To do >>
Your task is to repeat the entries exactly. Leave the pictures out.

** Start of Extracted material **

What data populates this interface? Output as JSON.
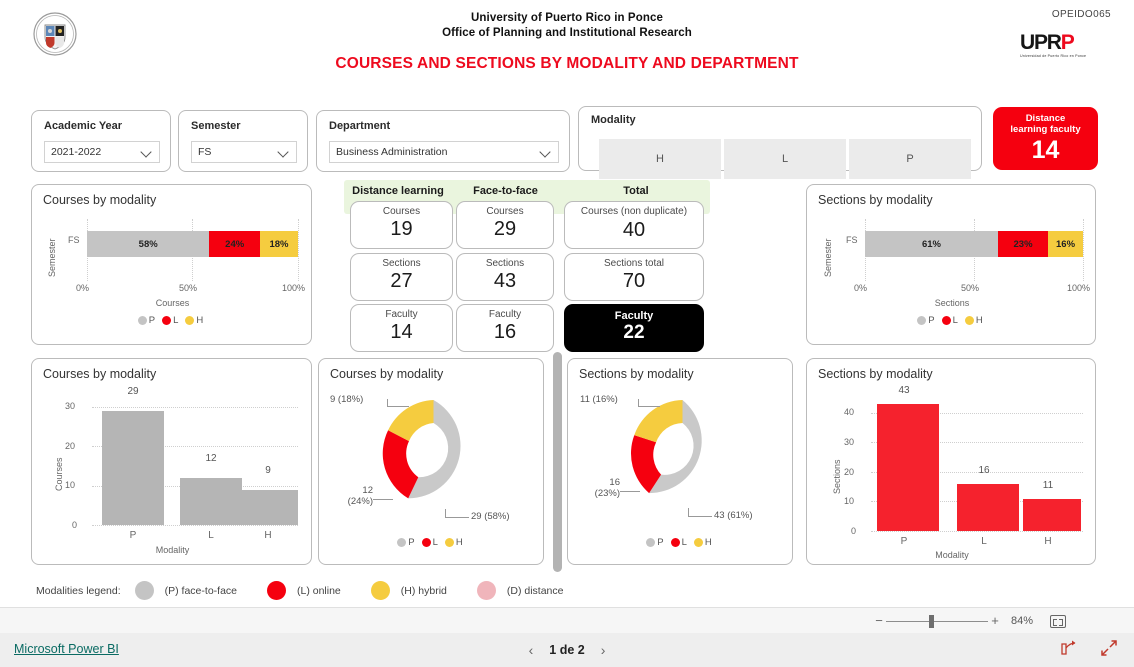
{
  "header": {
    "org_line1": "University of Puerto Rico in Ponce",
    "org_line2": "Office of Planning and Institutional Research",
    "report_title": "COURSES AND SECTIONS BY MODALITY AND DEPARTMENT",
    "opeid": "OPEIDO065",
    "logo_word_1": "UPR",
    "logo_word_2": "P",
    "logo_sub": "Universidad de Puerto Rico en Ponce"
  },
  "slicers": {
    "academic_year": {
      "label": "Academic Year",
      "value": "2021-2022"
    },
    "semester": {
      "label": "Semester",
      "value": "FS"
    },
    "department": {
      "label": "Department",
      "value": "Business Administration"
    },
    "modality": {
      "label": "Modality",
      "options": [
        "H",
        "L",
        "P"
      ]
    }
  },
  "kpi_distance_faculty": {
    "label_line1": "Distance",
    "label_line2": "learning faculty",
    "value": "14",
    "color": "#f5000f"
  },
  "kpi_panel": {
    "columns": [
      "Distance learning",
      "Face-to-face",
      "Total"
    ],
    "distance_learning": [
      {
        "label": "Courses",
        "value": "19"
      },
      {
        "label": "Sections",
        "value": "27"
      },
      {
        "label": "Faculty",
        "value": "14"
      }
    ],
    "face_to_face": [
      {
        "label": "Courses",
        "value": "29"
      },
      {
        "label": "Sections",
        "value": "43"
      },
      {
        "label": "Faculty",
        "value": "16"
      }
    ],
    "total": [
      {
        "label": "Courses (non duplicate)",
        "value": "40"
      },
      {
        "label": "Sections total",
        "value": "70"
      },
      {
        "label": "Faculty",
        "value": "22"
      }
    ]
  },
  "modalities_legend": {
    "caption": "Modalities legend:",
    "items": [
      {
        "label": "(P) face-to-face",
        "color": "#c4c4c4"
      },
      {
        "label": "(L) online",
        "color": "#f5000f"
      },
      {
        "label": "(H) hybrid",
        "color": "#f5cc3f"
      },
      {
        "label": "(D) distance",
        "color": "#f0b5bb"
      }
    ]
  },
  "statusbar": {
    "zoom": "84%",
    "minus": "−",
    "plus": "+"
  },
  "footer": {
    "powerbi": "Microsoft Power BI",
    "page": "1 de 2",
    "prev": "‹",
    "next": "›"
  },
  "chart_data": [
    {
      "id": "courses_stacked",
      "type": "bar",
      "title": "Courses by modality",
      "orientation": "horizontal-stacked-100",
      "ylabel": "Semester",
      "xlabel": "Courses",
      "categories": [
        "FS"
      ],
      "ticks": [
        "0%",
        "50%",
        "100%"
      ],
      "series": [
        {
          "name": "P",
          "color": "#c4c4c4",
          "values": [
            58
          ],
          "label": "58%"
        },
        {
          "name": "L",
          "color": "#f5000f",
          "values": [
            24
          ],
          "label": "24%"
        },
        {
          "name": "H",
          "color": "#f5cc3f",
          "values": [
            18
          ],
          "label": "18%"
        }
      ],
      "legend": [
        "P",
        "L",
        "H"
      ]
    },
    {
      "id": "sections_stacked",
      "type": "bar",
      "title": "Sections by modality",
      "orientation": "horizontal-stacked-100",
      "ylabel": "Semester",
      "xlabel": "Sections",
      "categories": [
        "FS"
      ],
      "ticks": [
        "0%",
        "50%",
        "100%"
      ],
      "series": [
        {
          "name": "P",
          "color": "#c4c4c4",
          "values": [
            61
          ],
          "label": "61%"
        },
        {
          "name": "L",
          "color": "#f5000f",
          "values": [
            23
          ],
          "label": "23%"
        },
        {
          "name": "H",
          "color": "#f5cc3f",
          "values": [
            16
          ],
          "label": "16%"
        }
      ],
      "legend": [
        "P",
        "L",
        "H"
      ]
    },
    {
      "id": "courses_column",
      "type": "bar",
      "title": "Courses by modality",
      "ylabel": "Courses",
      "xlabel": "Modality",
      "categories": [
        "P",
        "L",
        "H"
      ],
      "values": [
        29,
        12,
        9
      ],
      "value_labels": [
        "29",
        "12",
        "9"
      ],
      "yticks": [
        "0",
        "10",
        "20",
        "30"
      ],
      "ylim": [
        0,
        33
      ],
      "bar_color": "#b5b5b5"
    },
    {
      "id": "courses_donut",
      "type": "pie",
      "title": "Courses by modality",
      "labels": [
        "P",
        "L",
        "H"
      ],
      "values": [
        29,
        12,
        9
      ],
      "percents": [
        58,
        24,
        18
      ],
      "colors": [
        "#c9c9c9",
        "#f5000f",
        "#f5cc3f"
      ],
      "callouts": [
        "29 (58%)",
        "12\n(24%)",
        "9 (18%)"
      ],
      "legend": [
        "P",
        "L",
        "H"
      ]
    },
    {
      "id": "sections_donut",
      "type": "pie",
      "title": "Sections by modality",
      "labels": [
        "P",
        "L",
        "H"
      ],
      "values": [
        43,
        16,
        11
      ],
      "percents": [
        61,
        23,
        16
      ],
      "colors": [
        "#c9c9c9",
        "#f5000f",
        "#f5cc3f"
      ],
      "callouts": [
        "43 (61%)",
        "16\n(23%)",
        "11 (16%)"
      ],
      "legend": [
        "P",
        "L",
        "H"
      ]
    },
    {
      "id": "sections_column",
      "type": "bar",
      "title": "Sections by modality",
      "ylabel": "Sections",
      "xlabel": "Modality",
      "categories": [
        "P",
        "L",
        "H"
      ],
      "values": [
        43,
        16,
        11
      ],
      "value_labels": [
        "43",
        "16",
        "11"
      ],
      "yticks": [
        "0",
        "10",
        "20",
        "30",
        "40"
      ],
      "ylim": [
        0,
        46
      ],
      "bar_color": "#f5222d"
    }
  ]
}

** End of Extracted material **

Solution to this exercise >>
What data populates this interface? Output as JSON.
{
  "header": {
    "org_line1": "University of Puerto Rico in Ponce",
    "org_line2": "Office of Planning and Institutional Research",
    "report_title": "COURSES AND SECTIONS BY MODALITY AND DEPARTMENT",
    "opeid": "OPEIDO065",
    "logo_word_1": "UPR",
    "logo_word_2": "P",
    "logo_sub": "Universidad de Puerto Rico en Ponce"
  },
  "slicers": {
    "academic_year": {
      "label": "Academic Year",
      "value": "2021-2022"
    },
    "semester": {
      "label": "Semester",
      "value": "FS"
    },
    "department": {
      "label": "Department",
      "value": "Business Administration"
    },
    "modality": {
      "label": "Modality",
      "options": [
        "H",
        "L",
        "P"
      ]
    }
  },
  "kpi_distance_faculty": {
    "label_line1": "Distance",
    "label_line2": "learning faculty",
    "value": "14",
    "color": "#f5000f"
  },
  "kpi_panel": {
    "columns": [
      "Distance learning",
      "Face-to-face",
      "Total"
    ],
    "distance_learning": [
      {
        "label": "Courses",
        "value": "19"
      },
      {
        "label": "Sections",
        "value": "27"
      },
      {
        "label": "Faculty",
        "value": "14"
      }
    ],
    "face_to_face": [
      {
        "label": "Courses",
        "value": "29"
      },
      {
        "label": "Sections",
        "value": "43"
      },
      {
        "label": "Faculty",
        "value": "16"
      }
    ],
    "total": [
      {
        "label": "Courses (non duplicate)",
        "value": "40"
      },
      {
        "label": "Sections total",
        "value": "70"
      },
      {
        "label": "Faculty",
        "value": "22"
      }
    ]
  },
  "modalities_legend": {
    "caption": "Modalities legend:",
    "items": [
      {
        "label": "(P) face-to-face",
        "color": "#c4c4c4"
      },
      {
        "label": "(L) online",
        "color": "#f5000f"
      },
      {
        "label": "(H) hybrid",
        "color": "#f5cc3f"
      },
      {
        "label": "(D) distance",
        "color": "#f0b5bb"
      }
    ]
  },
  "statusbar": {
    "zoom": "84%",
    "minus": "−",
    "plus": "+"
  },
  "footer": {
    "powerbi": "Microsoft Power BI",
    "page": "1 de 2",
    "prev": "‹",
    "next": "›"
  },
  "chart_data": [
    {
      "id": "courses_stacked",
      "type": "bar",
      "title": "Courses by modality",
      "orientation": "horizontal-stacked-100",
      "ylabel": "Semester",
      "xlabel": "Courses",
      "categories": [
        "FS"
      ],
      "ticks": [
        "0%",
        "50%",
        "100%"
      ],
      "series": [
        {
          "name": "P",
          "color": "#c4c4c4",
          "values": [
            58
          ],
          "label": "58%"
        },
        {
          "name": "L",
          "color": "#f5000f",
          "values": [
            24
          ],
          "label": "24%"
        },
        {
          "name": "H",
          "color": "#f5cc3f",
          "values": [
            18
          ],
          "label": "18%"
        }
      ],
      "legend": [
        "P",
        "L",
        "H"
      ]
    },
    {
      "id": "sections_stacked",
      "type": "bar",
      "title": "Sections by modality",
      "orientation": "horizontal-stacked-100",
      "ylabel": "Semester",
      "xlabel": "Sections",
      "categories": [
        "FS"
      ],
      "ticks": [
        "0%",
        "50%",
        "100%"
      ],
      "series": [
        {
          "name": "P",
          "color": "#c4c4c4",
          "values": [
            61
          ],
          "label": "61%"
        },
        {
          "name": "L",
          "color": "#f5000f",
          "values": [
            23
          ],
          "label": "23%"
        },
        {
          "name": "H",
          "color": "#f5cc3f",
          "values": [
            16
          ],
          "label": "16%"
        }
      ],
      "legend": [
        "P",
        "L",
        "H"
      ]
    },
    {
      "id": "courses_column",
      "type": "bar",
      "title": "Courses by modality",
      "ylabel": "Courses",
      "xlabel": "Modality",
      "categories": [
        "P",
        "L",
        "H"
      ],
      "values": [
        29,
        12,
        9
      ],
      "value_labels": [
        "29",
        "12",
        "9"
      ],
      "yticks": [
        "0",
        "10",
        "20",
        "30"
      ],
      "ylim": [
        0,
        33
      ],
      "bar_color": "#b5b5b5"
    },
    {
      "id": "courses_donut",
      "type": "pie",
      "title": "Courses by modality",
      "labels": [
        "P",
        "L",
        "H"
      ],
      "values": [
        29,
        12,
        9
      ],
      "percents": [
        58,
        24,
        18
      ],
      "colors": [
        "#c9c9c9",
        "#f5000f",
        "#f5cc3f"
      ],
      "callouts": [
        "29 (58%)",
        "12\n(24%)",
        "9 (18%)"
      ],
      "legend": [
        "P",
        "L",
        "H"
      ]
    },
    {
      "id": "sections_donut",
      "type": "pie",
      "title": "Sections by modality",
      "labels": [
        "P",
        "L",
        "H"
      ],
      "values": [
        43,
        16,
        11
      ],
      "percents": [
        61,
        23,
        16
      ],
      "colors": [
        "#c9c9c9",
        "#f5000f",
        "#f5cc3f"
      ],
      "callouts": [
        "43 (61%)",
        "16\n(23%)",
        "11 (16%)"
      ],
      "legend": [
        "P",
        "L",
        "H"
      ]
    },
    {
      "id": "sections_column",
      "type": "bar",
      "title": "Sections by modality",
      "ylabel": "Sections",
      "xlabel": "Modality",
      "categories": [
        "P",
        "L",
        "H"
      ],
      "values": [
        43,
        16,
        11
      ],
      "value_labels": [
        "43",
        "16",
        "11"
      ],
      "yticks": [
        "0",
        "10",
        "20",
        "30",
        "40"
      ],
      "ylim": [
        0,
        46
      ],
      "bar_color": "#f5222d"
    }
  ]
}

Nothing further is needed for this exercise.